*Aim of the exercise:*
Make an exact copy of the listing below.

-- start of Records for this task --

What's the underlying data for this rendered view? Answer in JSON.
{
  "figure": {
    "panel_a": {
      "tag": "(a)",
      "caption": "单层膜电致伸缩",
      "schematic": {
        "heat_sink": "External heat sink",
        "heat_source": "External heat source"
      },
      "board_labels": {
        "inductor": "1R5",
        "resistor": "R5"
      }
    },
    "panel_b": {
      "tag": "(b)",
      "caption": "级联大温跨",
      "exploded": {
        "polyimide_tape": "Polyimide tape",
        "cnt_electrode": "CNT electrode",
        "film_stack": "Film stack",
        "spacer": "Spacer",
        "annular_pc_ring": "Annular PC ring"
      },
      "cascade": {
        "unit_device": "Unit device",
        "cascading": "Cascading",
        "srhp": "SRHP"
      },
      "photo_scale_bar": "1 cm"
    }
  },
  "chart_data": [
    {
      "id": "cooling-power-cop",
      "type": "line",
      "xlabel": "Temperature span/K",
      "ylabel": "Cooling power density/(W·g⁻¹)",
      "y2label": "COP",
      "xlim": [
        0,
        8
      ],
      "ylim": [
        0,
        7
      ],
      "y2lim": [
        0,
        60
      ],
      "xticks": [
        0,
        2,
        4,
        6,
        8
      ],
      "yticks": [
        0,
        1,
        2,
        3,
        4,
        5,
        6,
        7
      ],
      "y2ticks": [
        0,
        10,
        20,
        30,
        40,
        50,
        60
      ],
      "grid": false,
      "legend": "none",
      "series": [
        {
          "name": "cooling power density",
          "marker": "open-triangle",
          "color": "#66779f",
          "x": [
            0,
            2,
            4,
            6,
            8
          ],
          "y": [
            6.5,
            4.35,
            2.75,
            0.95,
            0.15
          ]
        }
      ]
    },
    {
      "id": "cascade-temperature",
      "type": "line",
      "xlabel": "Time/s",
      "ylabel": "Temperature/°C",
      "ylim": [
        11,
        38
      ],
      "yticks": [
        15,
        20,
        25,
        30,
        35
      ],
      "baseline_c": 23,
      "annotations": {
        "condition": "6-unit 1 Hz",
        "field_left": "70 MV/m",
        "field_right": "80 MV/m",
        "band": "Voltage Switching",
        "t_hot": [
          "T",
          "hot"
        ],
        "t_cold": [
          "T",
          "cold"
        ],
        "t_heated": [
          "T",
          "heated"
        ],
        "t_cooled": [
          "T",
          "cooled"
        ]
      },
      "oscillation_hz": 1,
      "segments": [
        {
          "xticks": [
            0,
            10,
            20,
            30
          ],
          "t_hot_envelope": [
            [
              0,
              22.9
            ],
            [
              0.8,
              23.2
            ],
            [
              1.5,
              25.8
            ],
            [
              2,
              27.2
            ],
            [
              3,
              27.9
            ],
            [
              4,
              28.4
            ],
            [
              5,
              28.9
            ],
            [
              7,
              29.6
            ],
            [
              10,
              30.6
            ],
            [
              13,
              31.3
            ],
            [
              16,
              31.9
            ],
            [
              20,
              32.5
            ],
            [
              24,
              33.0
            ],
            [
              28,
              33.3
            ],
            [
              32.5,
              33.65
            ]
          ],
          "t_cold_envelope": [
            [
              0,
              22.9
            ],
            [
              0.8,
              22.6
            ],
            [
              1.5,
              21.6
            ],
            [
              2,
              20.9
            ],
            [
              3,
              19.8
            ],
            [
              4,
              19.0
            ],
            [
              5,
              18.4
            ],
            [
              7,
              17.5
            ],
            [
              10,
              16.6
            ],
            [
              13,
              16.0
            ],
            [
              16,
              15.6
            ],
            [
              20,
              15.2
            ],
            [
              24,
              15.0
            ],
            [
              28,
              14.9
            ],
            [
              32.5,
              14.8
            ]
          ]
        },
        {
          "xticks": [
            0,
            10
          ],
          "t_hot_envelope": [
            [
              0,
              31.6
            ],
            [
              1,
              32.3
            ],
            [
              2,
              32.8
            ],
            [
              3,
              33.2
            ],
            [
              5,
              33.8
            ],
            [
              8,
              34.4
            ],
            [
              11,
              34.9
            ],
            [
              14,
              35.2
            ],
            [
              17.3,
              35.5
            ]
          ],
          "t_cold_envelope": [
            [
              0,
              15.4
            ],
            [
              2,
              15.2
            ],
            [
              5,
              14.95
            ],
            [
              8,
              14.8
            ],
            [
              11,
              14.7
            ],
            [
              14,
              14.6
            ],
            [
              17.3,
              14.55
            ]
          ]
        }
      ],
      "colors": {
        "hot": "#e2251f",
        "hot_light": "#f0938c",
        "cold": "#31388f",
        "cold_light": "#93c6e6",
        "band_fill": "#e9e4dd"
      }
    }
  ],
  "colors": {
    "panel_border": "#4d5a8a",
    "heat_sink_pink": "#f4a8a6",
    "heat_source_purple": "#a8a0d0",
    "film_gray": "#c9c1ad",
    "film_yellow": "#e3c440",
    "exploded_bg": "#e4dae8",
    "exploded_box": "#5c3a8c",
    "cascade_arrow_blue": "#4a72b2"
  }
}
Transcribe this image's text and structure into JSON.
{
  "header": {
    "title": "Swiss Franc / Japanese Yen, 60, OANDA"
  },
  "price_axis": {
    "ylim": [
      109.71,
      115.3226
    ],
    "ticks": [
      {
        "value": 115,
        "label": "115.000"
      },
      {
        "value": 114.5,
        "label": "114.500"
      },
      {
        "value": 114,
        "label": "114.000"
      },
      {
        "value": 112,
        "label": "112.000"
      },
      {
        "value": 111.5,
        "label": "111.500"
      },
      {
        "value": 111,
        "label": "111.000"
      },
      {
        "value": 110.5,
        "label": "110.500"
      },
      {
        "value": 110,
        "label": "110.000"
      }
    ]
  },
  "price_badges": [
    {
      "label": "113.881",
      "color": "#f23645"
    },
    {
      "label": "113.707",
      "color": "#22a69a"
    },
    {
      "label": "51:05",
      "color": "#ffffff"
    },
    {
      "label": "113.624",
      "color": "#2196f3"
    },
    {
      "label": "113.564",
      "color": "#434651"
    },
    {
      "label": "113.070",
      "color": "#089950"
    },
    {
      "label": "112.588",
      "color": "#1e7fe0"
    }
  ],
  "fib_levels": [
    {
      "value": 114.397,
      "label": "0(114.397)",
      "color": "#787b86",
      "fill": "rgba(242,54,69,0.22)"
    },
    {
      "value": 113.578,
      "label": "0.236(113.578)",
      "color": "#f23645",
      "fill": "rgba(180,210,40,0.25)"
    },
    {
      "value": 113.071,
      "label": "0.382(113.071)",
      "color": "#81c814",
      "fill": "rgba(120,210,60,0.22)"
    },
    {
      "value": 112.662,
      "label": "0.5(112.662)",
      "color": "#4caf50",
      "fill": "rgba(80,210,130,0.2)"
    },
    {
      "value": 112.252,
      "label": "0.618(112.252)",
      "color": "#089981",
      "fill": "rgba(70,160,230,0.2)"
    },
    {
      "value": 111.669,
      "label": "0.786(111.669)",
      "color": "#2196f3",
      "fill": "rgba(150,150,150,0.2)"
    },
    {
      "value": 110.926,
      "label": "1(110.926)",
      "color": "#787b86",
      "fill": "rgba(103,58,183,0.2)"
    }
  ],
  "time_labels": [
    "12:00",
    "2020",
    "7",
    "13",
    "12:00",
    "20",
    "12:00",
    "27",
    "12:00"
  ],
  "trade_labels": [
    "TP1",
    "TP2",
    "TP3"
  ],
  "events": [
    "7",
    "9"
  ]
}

-- end of Records for this task --

*Output for this exercise:*
What's the underlying data for this rendered view? Answer in JSON.
{
  "figure": {
    "panel_a": {
      "tag": "(a)",
      "caption": "单层膜电致伸缩",
      "schematic": {
        "heat_sink": "External heat sink",
        "heat_source": "External heat source"
      },
      "board_labels": {
        "inductor": "1R5",
        "resistor": "R5"
      }
    },
    "panel_b": {
      "tag": "(b)",
      "caption": "级联大温跨",
      "exploded": {
        "polyimide_tape": "Polyimide tape",
        "cnt_electrode": "CNT electrode",
        "film_stack": "Film stack",
        "spacer": "Spacer",
        "annular_pc_ring": "Annular PC ring"
      },
      "cascade": {
        "unit_device": "Unit device",
        "cascading": "Cascading",
        "srhp": "SRHP"
      },
      "photo_scale_bar": "1 cm"
    }
  },
  "chart_data": [
    {
      "id": "cooling-power-cop",
      "type": "line",
      "xlabel": "Temperature span/K",
      "ylabel": "Cooling power density/(W·g⁻¹)",
      "y2label": "COP",
      "xlim": [
        0,
        8
      ],
      "ylim": [
        0,
        7
      ],
      "y2lim": [
        0,
        60
      ],
      "xticks": [
        0,
        2,
        4,
        6,
        8
      ],
      "yticks": [
        0,
        1,
        2,
        3,
        4,
        5,
        6,
        7
      ],
      "y2ticks": [
        0,
        10,
        20,
        30,
        40,
        50,
        60
      ],
      "grid": false,
      "legend": "none",
      "series": [
        {
          "name": "cooling power density",
          "marker": "open-triangle",
          "color": "#66779f",
          "x": [
            0,
            2,
            4,
            6,
            8
          ],
          "y": [
            6.5,
            4.35,
            2.75,
            0.95,
            0.15
          ]
        }
      ]
    },
    {
      "id": "cascade-temperature",
      "type": "line",
      "xlabel": "Time/s",
      "ylabel": "Temperature/°C",
      "ylim": [
        11,
        38
      ],
      "yticks": [
        15,
        20,
        25,
        30,
        35
      ],
      "baseline_c": 23,
      "annotations": {
        "condition": "6-unit 1 Hz",
        "field_left": "70 MV/m",
        "field_right": "80 MV/m",
        "band": "Voltage Switching",
        "t_hot": [
          "T",
          "hot"
        ],
        "t_cold": [
          "T",
          "cold"
        ],
        "t_heated": [
          "T",
          "heated"
        ],
        "t_cooled": [
          "T",
          "cooled"
        ]
      },
      "oscillation_hz": 1,
      "segments": [
        {
          "xticks": [
            0,
            10,
            20,
            30
          ],
          "t_hot_envelope": [
            [
              0,
              22.9
            ],
            [
              0.8,
              23.2
            ],
            [
              1.5,
              25.8
            ],
            [
              2,
              27.2
            ],
            [
              3,
              27.9
            ],
            [
              4,
              28.4
            ],
            [
              5,
              28.9
            ],
            [
              7,
              29.6
            ],
            [
              10,
              30.6
            ],
            [
              13,
              31.3
            ],
            [
              16,
              31.9
            ],
            [
              20,
              32.5
            ],
            [
              24,
              33.0
            ],
            [
              28,
              33.3
            ],
            [
              32.5,
              33.65
            ]
          ],
          "t_cold_envelope": [
            [
              0,
              22.9
            ],
            [
              0.8,
              22.6
            ],
            [
              1.5,
              21.6
            ],
            [
              2,
              20.9
            ],
            [
              3,
              19.8
            ],
            [
              4,
              19.0
            ],
            [
              5,
              18.4
            ],
            [
              7,
              17.5
            ],
            [
              10,
              16.6
            ],
            [
              13,
              16.0
            ],
            [
              16,
              15.6
            ],
            [
              20,
              15.2
            ],
            [
              24,
              15.0
            ],
            [
              28,
              14.9
            ],
            [
              32.5,
              14.8
            ]
          ]
        },
        {
          "xticks": [
            0,
            10
          ],
          "t_hot_envelope": [
            [
              0,
              31.6
            ],
            [
              1,
              32.3
            ],
            [
              2,
              32.8
            ],
            [
              3,
              33.2
            ],
            [
              5,
              33.8
            ],
            [
              8,
              34.4
            ],
            [
              11,
              34.9
            ],
            [
              14,
              35.2
            ],
            [
              17.3,
              35.5
            ]
          ],
          "t_cold_envelope": [
            [
              0,
              15.4
            ],
            [
              2,
              15.2
            ],
            [
              5,
              14.95
            ],
            [
              8,
              14.8
            ],
            [
              11,
              14.7
            ],
            [
              14,
              14.6
            ],
            [
              17.3,
              14.55
            ]
          ]
        }
      ],
      "colors": {
        "hot": "#e2251f",
        "hot_light": "#f0938c",
        "cold": "#31388f",
        "cold_light": "#93c6e6",
        "band_fill": "#e9e4dd"
      }
    }
  ],
  "colors": {
    "panel_border": "#4d5a8a",
    "heat_sink_pink": "#f4a8a6",
    "heat_source_purple": "#a8a0d0",
    "film_gray": "#c9c1ad",
    "film_yellow": "#e3c440",
    "exploded_bg": "#e4dae8",
    "exploded_box": "#5c3a8c",
    "cascade_arrow_blue": "#4a72b2"
  }
}
Transcribe this image's text and structure into JSON.
{
  "header": {
    "title": "Swiss Franc / Japanese Yen, 60, OANDA"
  },
  "price_axis": {
    "ylim": [
      109.71,
      115.3226
    ],
    "ticks": [
      {
        "value": 115,
        "label": "115.000"
      },
      {
        "value": 114.5,
        "label": "114.500"
      },
      {
        "value": 114,
        "label": "114.000"
      },
      {
        "value": 112,
        "label": "112.000"
      },
      {
        "value": 111.5,
        "label": "111.500"
      },
      {
        "value": 111,
        "label": "111.000"
      },
      {
        "value": 110.5,
        "label": "110.500"
      },
      {
        "value": 110,
        "label": "110.000"
      }
    ]
  },
  "price_badges": [
    {
      "label": "113.881",
      "color": "#f23645"
    },
    {
      "label": "113.707",
      "color": "#22a69a"
    },
    {
      "label": "51:05",
      "color": "#ffffff"
    },
    {
      "label": "113.624",
      "color": "#2196f3"
    },
    {
      "label": "113.564",
      "color": "#434651"
    },
    {
      "label": "113.070",
      "color": "#089950"
    },
    {
      "label": "112.588",
      "color": "#1e7fe0"
    }
  ],
  "fib_levels": [
    {
      "value": 114.397,
      "label": "0(114.397)",
      "color": "#787b86",
      "fill": "rgba(242,54,69,0.22)"
    },
    {
      "value": 113.578,
      "label": "0.236(113.578)",
      "color": "#f23645",
      "fill": "rgba(180,210,40,0.25)"
    },
    {
      "value": 113.071,
      "label": "0.382(113.071)",
      "color": "#81c814",
      "fill": "rgba(120,210,60,0.22)"
    },
    {
      "value": 112.662,
      "label": "0.5(112.662)",
      "color": "#4caf50",
      "fill": "rgba(80,210,130,0.2)"
    },
    {
      "value": 112.252,
      "label": "0.618(112.252)",
      "color": "#089981",
      "fill": "rgba(70,160,230,0.2)"
    },
    {
      "value": 111.669,
      "label": "0.786(111.669)",
      "color": "#2196f3",
      "fill": "rgba(150,150,150,0.2)"
    },
    {
      "value": 110.926,
      "label": "1(110.926)",
      "color": "#787b86",
      "fill": "rgba(103,58,183,0.2)"
    }
  ],
  "time_labels": [
    "12:00",
    "2020",
    "7",
    "13",
    "12:00",
    "20",
    "12:00",
    "27",
    "12:00"
  ],
  "trade_labels": [
    "TP1",
    "TP2",
    "TP3"
  ],
  "events": [
    "7",
    "9"
  ]
}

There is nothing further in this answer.